TASK GOAL: Return the records below from the line containing "Read all visible content and emit it as JSON." onward, exactly, through and including the last line.

DATA TO PROCESS:

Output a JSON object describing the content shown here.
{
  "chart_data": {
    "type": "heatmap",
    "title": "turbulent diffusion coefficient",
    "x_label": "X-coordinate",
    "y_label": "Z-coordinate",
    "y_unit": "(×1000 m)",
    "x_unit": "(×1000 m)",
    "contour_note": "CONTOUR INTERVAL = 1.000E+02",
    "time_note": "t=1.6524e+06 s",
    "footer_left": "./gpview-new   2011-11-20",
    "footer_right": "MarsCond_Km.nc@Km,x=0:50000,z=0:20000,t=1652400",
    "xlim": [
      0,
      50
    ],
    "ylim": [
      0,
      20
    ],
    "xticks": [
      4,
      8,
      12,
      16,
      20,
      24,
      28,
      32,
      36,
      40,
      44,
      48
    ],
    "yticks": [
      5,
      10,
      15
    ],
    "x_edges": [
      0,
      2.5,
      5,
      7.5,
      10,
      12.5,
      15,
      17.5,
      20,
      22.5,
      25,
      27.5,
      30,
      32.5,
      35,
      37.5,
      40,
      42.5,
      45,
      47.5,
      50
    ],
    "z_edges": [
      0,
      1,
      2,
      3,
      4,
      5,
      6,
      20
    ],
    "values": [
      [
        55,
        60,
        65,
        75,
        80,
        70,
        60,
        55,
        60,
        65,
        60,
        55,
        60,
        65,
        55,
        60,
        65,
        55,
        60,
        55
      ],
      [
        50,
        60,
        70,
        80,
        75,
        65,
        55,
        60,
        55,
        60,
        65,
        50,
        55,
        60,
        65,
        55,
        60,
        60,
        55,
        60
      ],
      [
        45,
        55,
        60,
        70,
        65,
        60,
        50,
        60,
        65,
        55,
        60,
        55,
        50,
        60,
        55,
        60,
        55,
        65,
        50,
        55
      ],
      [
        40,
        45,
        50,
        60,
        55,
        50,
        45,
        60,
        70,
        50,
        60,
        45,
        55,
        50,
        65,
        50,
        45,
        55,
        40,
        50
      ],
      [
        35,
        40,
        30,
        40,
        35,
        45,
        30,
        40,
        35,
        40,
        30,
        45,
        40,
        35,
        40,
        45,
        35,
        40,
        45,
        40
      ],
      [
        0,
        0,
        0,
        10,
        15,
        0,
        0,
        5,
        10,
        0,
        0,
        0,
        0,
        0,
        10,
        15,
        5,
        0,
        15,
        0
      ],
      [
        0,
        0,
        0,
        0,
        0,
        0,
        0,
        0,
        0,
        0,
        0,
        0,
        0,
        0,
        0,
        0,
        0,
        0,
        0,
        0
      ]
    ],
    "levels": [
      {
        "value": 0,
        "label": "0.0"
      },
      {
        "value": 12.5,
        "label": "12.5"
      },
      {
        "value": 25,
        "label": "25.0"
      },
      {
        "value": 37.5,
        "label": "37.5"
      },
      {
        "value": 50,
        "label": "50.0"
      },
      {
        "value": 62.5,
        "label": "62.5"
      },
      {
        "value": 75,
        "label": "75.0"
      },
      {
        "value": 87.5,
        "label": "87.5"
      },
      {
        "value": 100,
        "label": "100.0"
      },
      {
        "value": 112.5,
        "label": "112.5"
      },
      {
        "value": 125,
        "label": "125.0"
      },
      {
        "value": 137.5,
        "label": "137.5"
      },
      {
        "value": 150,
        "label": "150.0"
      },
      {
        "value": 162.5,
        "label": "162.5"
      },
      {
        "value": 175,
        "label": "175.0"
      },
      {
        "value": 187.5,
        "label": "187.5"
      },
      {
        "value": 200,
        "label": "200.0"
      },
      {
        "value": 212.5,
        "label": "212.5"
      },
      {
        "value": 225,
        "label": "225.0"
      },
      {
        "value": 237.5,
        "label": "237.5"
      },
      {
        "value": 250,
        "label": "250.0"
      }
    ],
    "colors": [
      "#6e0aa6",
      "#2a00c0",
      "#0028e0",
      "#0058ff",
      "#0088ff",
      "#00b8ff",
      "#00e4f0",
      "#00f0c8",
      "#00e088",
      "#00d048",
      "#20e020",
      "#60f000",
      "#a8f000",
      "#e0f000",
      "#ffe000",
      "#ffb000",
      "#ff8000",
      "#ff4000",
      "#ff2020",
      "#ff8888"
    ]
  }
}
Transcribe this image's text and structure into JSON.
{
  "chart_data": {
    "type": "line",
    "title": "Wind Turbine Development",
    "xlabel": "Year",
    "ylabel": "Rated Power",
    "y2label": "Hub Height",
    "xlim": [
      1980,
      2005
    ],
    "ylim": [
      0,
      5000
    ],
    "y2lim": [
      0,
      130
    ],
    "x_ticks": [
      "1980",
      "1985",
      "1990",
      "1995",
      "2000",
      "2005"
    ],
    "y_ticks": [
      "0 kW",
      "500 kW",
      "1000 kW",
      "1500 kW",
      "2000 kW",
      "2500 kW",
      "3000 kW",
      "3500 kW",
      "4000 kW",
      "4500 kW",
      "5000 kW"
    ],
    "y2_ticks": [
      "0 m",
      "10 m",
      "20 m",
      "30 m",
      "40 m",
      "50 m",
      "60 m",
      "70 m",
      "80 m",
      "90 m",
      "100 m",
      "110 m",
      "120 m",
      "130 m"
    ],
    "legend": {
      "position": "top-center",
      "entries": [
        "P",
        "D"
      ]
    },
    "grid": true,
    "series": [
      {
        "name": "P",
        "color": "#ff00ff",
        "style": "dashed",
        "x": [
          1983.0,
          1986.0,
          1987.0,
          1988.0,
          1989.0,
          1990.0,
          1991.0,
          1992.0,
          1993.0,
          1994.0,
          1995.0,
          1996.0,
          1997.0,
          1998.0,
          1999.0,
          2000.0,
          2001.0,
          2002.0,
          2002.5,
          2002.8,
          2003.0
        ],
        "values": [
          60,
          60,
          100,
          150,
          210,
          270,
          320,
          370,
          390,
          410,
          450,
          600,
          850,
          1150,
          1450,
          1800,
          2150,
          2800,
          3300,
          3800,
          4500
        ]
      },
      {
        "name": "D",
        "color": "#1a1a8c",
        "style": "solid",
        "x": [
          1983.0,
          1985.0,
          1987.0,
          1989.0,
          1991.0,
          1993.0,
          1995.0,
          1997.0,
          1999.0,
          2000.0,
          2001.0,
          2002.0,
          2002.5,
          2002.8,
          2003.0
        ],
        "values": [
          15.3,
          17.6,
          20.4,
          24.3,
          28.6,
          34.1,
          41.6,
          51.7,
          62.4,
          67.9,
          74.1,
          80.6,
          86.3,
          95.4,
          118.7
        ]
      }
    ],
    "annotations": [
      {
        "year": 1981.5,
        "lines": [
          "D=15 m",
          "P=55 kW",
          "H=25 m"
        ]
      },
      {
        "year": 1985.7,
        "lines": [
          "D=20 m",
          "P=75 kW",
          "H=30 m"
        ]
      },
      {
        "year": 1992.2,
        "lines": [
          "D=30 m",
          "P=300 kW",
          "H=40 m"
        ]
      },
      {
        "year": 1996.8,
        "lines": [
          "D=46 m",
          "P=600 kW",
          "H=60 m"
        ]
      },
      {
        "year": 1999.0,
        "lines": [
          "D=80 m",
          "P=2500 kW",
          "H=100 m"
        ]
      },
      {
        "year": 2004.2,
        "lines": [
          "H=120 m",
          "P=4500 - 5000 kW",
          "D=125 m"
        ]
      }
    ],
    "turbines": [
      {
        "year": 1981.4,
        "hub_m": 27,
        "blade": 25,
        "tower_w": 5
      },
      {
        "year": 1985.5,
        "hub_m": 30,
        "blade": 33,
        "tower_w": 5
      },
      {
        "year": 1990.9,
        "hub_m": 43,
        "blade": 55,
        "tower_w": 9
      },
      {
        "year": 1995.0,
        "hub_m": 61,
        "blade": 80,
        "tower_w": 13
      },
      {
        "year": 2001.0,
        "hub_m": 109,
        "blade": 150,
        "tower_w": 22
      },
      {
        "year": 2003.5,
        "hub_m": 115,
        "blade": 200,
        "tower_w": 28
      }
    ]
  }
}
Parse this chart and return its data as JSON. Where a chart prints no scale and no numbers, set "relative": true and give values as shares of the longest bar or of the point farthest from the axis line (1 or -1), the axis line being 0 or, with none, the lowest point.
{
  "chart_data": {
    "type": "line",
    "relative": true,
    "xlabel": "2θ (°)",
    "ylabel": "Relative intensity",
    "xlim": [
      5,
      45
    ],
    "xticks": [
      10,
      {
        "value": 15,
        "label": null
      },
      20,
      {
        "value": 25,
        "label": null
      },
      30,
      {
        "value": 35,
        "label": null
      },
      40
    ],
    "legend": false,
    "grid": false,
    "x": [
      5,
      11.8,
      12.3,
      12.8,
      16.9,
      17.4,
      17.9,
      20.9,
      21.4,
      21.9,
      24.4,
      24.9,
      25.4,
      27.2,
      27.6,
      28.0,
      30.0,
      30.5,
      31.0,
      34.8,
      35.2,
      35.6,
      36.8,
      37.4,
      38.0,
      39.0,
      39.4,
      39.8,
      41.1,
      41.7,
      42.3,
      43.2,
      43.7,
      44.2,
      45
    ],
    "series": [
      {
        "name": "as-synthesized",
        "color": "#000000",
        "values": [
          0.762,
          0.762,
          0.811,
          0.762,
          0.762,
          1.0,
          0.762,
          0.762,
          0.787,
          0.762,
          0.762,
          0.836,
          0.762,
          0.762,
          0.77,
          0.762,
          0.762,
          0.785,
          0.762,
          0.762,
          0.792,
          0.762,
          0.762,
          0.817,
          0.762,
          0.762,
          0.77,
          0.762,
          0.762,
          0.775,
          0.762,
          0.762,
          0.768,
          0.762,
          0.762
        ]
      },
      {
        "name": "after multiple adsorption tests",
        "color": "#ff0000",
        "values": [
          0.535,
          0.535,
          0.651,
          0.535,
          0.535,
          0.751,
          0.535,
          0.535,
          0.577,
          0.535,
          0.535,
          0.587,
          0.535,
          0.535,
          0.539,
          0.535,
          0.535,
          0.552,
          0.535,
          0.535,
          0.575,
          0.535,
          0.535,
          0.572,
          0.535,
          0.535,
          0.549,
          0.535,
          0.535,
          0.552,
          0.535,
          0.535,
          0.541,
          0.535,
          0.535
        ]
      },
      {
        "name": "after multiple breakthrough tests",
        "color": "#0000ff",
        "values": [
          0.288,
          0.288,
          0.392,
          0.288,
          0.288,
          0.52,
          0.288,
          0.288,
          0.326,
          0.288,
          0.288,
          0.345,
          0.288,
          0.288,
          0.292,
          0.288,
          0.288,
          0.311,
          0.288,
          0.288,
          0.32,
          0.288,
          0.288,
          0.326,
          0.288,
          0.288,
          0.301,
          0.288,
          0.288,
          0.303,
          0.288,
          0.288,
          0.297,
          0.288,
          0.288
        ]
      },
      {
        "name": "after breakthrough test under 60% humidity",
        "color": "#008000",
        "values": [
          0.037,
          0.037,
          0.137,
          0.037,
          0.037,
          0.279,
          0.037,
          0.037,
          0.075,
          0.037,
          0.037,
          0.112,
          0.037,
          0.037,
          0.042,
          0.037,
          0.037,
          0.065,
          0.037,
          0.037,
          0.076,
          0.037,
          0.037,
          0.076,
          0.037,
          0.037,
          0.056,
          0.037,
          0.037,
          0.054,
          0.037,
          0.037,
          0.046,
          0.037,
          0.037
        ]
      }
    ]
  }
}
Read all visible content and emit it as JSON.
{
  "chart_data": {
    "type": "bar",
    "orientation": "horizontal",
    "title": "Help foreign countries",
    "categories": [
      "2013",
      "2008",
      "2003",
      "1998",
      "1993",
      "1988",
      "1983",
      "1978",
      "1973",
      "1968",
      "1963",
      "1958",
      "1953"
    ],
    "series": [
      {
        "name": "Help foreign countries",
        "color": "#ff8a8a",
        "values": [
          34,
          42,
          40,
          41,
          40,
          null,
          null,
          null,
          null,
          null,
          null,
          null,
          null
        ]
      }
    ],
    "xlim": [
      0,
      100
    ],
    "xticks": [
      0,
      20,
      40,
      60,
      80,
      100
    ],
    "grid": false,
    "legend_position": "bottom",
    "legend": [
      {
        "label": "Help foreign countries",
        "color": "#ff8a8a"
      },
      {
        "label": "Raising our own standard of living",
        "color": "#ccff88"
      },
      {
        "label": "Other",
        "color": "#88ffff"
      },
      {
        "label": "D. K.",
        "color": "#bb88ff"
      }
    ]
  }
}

RESULT OF THE EXERCISE:
Read all visible content and emit it as JSON.
{
  "chart_data": {
    "type": "bar",
    "orientation": "horizontal",
    "title": "Help foreign countries",
    "categories": [
      "2013",
      "2008",
      "2003",
      "1998",
      "1993",
      "1988",
      "1983",
      "1978",
      "1973",
      "1968",
      "1963",
      "1958",
      "1953"
    ],
    "series": [
      {
        "name": "Help foreign countries",
        "color": "#ff8a8a",
        "values": [
          34,
          42,
          40,
          41,
          40,
          null,
          null,
          null,
          null,
          null,
          null,
          null,
          null
        ]
      }
    ],
    "xlim": [
      0,
      100
    ],
    "xticks": [
      0,
      20,
      40,
      60,
      80,
      100
    ],
    "grid": false,
    "legend_position": "bottom",
    "legend": [
      {
        "label": "Help foreign countries",
        "color": "#ff8a8a"
      },
      {
        "label": "Raising our own standard of living",
        "color": "#ccff88"
      },
      {
        "label": "Other",
        "color": "#88ffff"
      },
      {
        "label": "D. K.",
        "color": "#bb88ff"
      }
    ]
  }
}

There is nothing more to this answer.